WHAT IS NEEDED
Copy out word for word everything from the start of the records down to the line containing "y-tick-label: 100: [33, 148, 66, 170]", including that line.

Dataset entries
-------------------------

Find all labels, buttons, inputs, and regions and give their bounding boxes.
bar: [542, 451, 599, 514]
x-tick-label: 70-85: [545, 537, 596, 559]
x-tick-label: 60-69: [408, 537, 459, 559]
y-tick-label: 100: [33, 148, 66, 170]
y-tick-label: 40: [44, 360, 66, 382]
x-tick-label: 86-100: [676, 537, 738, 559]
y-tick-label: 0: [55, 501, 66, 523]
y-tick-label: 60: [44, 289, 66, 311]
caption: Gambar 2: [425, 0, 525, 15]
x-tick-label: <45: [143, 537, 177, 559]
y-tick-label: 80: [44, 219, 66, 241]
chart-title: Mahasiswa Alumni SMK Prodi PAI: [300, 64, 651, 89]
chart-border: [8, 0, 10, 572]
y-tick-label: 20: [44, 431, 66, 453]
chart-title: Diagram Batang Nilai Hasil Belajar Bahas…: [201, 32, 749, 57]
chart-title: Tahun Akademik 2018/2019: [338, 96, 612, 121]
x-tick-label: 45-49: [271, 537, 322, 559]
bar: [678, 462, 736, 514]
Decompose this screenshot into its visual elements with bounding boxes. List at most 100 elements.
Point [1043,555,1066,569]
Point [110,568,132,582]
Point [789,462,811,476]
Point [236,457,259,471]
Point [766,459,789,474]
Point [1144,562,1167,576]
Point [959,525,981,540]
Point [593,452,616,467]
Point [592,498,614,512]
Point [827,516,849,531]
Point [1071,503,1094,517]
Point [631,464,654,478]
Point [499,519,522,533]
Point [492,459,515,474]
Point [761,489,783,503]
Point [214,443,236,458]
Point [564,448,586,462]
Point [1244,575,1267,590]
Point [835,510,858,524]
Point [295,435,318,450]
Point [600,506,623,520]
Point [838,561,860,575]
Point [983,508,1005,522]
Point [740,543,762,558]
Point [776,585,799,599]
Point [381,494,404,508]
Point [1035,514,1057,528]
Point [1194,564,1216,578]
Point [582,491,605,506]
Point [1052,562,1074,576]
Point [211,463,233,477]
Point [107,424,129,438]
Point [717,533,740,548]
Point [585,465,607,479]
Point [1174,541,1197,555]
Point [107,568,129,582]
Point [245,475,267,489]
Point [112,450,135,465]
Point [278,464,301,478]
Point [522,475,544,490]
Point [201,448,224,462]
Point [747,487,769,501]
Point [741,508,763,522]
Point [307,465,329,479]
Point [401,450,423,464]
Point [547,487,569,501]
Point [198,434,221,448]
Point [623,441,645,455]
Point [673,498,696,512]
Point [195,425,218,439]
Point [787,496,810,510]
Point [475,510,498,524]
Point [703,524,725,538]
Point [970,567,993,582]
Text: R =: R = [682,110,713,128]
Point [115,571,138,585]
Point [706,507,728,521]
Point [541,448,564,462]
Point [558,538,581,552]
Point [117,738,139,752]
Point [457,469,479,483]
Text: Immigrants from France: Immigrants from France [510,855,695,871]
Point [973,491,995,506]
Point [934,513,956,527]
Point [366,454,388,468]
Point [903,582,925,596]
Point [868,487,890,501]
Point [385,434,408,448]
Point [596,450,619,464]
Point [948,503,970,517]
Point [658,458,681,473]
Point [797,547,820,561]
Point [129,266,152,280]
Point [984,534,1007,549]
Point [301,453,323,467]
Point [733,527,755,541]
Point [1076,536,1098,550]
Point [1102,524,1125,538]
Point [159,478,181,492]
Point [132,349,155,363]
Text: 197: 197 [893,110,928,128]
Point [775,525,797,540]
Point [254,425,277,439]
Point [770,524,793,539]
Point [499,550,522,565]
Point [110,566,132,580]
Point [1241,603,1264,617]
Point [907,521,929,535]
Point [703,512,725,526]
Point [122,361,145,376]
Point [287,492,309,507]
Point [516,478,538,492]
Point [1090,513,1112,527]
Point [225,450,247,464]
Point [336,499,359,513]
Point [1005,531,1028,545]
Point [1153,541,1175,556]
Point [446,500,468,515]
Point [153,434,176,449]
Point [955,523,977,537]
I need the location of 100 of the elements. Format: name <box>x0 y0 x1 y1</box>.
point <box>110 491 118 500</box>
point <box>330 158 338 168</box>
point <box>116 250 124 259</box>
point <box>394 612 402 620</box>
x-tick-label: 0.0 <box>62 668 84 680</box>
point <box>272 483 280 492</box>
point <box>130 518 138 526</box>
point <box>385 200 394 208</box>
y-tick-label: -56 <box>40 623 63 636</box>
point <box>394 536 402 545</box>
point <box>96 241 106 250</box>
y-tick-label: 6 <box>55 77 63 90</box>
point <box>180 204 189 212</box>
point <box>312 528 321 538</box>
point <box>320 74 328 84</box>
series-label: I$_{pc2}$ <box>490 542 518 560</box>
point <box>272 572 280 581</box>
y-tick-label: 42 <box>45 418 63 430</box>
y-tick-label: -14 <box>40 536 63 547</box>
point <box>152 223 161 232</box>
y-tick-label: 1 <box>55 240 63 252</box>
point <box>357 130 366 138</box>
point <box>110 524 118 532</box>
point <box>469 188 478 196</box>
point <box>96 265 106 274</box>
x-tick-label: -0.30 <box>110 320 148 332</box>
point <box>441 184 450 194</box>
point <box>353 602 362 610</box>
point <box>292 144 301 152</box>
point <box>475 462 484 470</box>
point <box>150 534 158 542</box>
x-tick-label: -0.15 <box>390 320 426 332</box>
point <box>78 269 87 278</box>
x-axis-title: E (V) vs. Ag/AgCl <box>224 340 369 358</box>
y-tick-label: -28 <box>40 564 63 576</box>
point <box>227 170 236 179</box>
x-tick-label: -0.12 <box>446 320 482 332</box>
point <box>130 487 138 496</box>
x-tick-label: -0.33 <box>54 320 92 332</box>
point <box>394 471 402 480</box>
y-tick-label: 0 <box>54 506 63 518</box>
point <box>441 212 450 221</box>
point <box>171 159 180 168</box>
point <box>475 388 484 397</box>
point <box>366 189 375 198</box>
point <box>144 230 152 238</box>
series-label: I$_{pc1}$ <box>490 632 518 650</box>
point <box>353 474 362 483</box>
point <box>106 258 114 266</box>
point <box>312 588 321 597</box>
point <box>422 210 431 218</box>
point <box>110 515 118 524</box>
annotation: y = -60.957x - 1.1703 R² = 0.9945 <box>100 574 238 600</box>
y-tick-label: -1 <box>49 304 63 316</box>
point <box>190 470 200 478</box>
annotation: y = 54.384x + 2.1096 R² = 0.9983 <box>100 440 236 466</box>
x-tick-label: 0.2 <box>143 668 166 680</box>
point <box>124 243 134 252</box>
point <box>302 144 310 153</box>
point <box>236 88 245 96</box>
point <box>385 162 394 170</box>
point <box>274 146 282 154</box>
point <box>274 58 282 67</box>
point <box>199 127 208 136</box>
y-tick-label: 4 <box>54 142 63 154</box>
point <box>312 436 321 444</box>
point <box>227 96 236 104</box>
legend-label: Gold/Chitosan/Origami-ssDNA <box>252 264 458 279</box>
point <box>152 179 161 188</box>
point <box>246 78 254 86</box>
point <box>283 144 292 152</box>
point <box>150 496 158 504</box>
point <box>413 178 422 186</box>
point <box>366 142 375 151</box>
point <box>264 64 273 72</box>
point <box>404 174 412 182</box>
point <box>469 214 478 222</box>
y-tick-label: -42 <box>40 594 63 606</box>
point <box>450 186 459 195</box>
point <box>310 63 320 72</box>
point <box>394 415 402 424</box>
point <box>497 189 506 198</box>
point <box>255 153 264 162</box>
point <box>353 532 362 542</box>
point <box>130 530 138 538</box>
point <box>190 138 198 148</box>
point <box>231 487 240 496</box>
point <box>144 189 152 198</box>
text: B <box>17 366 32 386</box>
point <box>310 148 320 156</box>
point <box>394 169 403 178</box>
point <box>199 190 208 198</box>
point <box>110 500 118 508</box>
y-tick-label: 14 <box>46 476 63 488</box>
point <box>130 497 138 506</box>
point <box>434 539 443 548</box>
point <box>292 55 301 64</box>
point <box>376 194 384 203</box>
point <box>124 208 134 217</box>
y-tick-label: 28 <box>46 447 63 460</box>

-------------------------

SOLUTION TO THIS PROBLEM
Find all labels, buttons, inputs, and regions and give their bounding boxes.
bar: [542, 451, 599, 514]
x-tick-label: 70-85: [545, 537, 596, 559]
x-tick-label: 60-69: [408, 537, 459, 559]
y-tick-label: 100: [33, 148, 66, 170]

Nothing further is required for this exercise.